• _DATASET CONTENT_:

## start

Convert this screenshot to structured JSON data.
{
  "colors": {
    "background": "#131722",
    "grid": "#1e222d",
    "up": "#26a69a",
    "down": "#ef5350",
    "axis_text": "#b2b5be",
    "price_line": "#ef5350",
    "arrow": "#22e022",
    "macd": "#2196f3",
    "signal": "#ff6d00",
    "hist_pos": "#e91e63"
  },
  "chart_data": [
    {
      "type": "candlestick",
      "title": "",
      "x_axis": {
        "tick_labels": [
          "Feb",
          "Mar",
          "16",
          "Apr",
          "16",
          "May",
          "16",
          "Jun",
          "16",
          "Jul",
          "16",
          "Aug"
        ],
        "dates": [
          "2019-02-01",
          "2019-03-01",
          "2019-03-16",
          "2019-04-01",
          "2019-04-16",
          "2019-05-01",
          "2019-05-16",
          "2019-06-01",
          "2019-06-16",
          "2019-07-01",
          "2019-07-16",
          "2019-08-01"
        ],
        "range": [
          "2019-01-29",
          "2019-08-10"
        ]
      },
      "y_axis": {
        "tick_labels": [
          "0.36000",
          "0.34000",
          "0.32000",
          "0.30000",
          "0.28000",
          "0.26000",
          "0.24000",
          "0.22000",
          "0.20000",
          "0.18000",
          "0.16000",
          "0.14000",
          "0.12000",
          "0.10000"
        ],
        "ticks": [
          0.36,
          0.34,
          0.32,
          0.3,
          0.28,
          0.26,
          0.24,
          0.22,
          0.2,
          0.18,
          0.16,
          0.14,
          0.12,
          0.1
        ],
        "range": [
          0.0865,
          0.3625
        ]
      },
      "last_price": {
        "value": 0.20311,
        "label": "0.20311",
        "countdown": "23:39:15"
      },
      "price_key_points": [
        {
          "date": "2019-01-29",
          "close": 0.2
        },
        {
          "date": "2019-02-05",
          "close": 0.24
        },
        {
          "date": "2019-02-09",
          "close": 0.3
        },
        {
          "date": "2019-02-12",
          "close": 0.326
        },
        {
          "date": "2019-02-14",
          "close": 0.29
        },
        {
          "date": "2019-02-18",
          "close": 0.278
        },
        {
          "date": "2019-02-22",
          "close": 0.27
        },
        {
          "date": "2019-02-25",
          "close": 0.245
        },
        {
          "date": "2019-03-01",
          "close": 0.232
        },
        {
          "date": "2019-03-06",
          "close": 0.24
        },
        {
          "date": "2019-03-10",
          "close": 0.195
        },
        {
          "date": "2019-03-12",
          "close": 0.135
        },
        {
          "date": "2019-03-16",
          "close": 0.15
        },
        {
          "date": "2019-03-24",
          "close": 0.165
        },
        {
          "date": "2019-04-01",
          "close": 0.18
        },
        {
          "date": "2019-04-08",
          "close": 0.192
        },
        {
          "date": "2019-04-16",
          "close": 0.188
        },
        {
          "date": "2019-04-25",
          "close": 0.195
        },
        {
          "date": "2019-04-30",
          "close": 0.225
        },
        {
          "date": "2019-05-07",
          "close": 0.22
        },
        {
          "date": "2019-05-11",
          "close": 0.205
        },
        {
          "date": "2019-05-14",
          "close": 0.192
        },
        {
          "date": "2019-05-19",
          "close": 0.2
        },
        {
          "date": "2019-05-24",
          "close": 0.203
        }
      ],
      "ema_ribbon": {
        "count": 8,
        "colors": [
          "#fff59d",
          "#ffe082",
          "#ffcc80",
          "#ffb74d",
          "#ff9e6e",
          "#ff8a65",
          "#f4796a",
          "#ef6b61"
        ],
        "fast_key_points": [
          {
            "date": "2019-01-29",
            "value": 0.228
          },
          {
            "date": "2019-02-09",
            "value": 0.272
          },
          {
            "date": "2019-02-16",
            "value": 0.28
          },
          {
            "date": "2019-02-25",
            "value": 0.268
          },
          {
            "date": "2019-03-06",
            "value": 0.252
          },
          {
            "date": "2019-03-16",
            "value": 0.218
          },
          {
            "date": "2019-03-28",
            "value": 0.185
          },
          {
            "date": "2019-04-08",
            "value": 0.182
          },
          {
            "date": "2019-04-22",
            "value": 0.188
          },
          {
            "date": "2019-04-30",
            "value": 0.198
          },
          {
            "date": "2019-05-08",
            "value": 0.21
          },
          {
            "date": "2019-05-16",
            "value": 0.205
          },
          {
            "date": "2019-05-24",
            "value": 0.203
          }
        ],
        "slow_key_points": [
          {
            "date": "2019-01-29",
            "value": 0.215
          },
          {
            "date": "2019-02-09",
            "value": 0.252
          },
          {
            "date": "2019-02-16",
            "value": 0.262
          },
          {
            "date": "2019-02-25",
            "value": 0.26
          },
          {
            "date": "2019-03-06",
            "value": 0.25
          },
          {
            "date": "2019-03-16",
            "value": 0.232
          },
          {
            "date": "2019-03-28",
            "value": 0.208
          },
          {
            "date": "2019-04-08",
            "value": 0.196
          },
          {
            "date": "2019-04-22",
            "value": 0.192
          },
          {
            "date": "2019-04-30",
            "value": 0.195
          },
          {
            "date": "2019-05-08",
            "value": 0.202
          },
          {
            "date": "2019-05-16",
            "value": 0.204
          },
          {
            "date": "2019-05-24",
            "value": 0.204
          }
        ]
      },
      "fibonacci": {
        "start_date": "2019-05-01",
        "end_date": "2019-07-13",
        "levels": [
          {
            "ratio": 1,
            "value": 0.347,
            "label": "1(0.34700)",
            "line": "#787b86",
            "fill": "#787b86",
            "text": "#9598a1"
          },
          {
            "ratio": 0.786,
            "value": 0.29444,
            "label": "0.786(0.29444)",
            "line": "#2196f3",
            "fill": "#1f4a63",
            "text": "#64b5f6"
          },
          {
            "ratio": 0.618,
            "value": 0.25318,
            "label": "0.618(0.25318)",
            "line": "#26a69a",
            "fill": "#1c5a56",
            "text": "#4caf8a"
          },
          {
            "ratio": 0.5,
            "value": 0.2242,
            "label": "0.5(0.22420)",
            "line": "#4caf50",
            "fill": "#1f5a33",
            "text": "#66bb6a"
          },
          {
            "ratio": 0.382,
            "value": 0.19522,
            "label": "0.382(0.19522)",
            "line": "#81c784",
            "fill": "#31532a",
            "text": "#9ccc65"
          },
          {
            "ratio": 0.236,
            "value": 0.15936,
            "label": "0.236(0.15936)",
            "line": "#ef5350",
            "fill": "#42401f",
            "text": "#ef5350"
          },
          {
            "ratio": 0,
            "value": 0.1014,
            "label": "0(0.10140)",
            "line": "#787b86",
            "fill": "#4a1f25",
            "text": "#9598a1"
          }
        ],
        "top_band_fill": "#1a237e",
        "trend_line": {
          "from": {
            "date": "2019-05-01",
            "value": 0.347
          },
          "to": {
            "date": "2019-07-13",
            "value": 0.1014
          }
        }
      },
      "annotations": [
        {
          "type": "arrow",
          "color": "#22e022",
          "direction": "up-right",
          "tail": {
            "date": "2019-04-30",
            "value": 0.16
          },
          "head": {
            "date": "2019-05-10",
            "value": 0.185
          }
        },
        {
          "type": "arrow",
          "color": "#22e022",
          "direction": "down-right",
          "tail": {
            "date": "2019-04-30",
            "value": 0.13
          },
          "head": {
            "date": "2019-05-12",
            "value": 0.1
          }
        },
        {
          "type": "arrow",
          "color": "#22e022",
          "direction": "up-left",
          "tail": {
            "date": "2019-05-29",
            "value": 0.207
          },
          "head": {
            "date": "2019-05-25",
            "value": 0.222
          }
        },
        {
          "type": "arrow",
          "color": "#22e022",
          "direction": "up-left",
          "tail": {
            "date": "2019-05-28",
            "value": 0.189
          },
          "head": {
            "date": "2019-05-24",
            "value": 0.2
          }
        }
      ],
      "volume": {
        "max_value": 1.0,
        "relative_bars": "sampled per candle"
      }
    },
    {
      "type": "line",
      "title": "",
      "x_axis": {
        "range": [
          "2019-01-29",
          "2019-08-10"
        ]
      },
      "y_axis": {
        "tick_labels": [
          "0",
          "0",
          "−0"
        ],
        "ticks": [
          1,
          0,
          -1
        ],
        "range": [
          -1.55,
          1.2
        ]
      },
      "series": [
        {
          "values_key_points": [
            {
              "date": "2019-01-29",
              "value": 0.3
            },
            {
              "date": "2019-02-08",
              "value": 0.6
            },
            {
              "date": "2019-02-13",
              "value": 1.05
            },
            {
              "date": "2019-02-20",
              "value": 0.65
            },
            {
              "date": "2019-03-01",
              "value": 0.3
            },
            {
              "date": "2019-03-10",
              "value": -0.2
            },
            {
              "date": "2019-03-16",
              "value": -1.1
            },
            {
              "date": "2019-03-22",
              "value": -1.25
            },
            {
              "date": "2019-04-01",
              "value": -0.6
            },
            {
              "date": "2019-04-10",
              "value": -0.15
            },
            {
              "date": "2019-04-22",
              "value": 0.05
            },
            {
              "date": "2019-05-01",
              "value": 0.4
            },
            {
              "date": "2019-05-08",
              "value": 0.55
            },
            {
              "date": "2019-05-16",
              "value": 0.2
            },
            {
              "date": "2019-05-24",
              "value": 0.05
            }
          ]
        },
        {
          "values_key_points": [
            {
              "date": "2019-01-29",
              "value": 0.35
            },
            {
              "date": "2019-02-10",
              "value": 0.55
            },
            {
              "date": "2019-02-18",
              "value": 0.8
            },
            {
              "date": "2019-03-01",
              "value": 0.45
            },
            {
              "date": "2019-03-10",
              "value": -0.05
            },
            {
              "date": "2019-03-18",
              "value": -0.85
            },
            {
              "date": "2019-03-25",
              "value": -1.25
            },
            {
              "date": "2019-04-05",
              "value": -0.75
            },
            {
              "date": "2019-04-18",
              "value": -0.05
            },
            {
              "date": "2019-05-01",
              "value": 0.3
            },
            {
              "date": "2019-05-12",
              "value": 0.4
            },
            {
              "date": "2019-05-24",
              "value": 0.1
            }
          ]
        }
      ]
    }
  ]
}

## end

• _DO THIS_: Copy out the lines in which the string "direction" appears.

• _RIGHT ANSWER_:
          "direction": "up-right",
          "direction": "down-right",
          "direction": "up-left",
          "direction": "up-left",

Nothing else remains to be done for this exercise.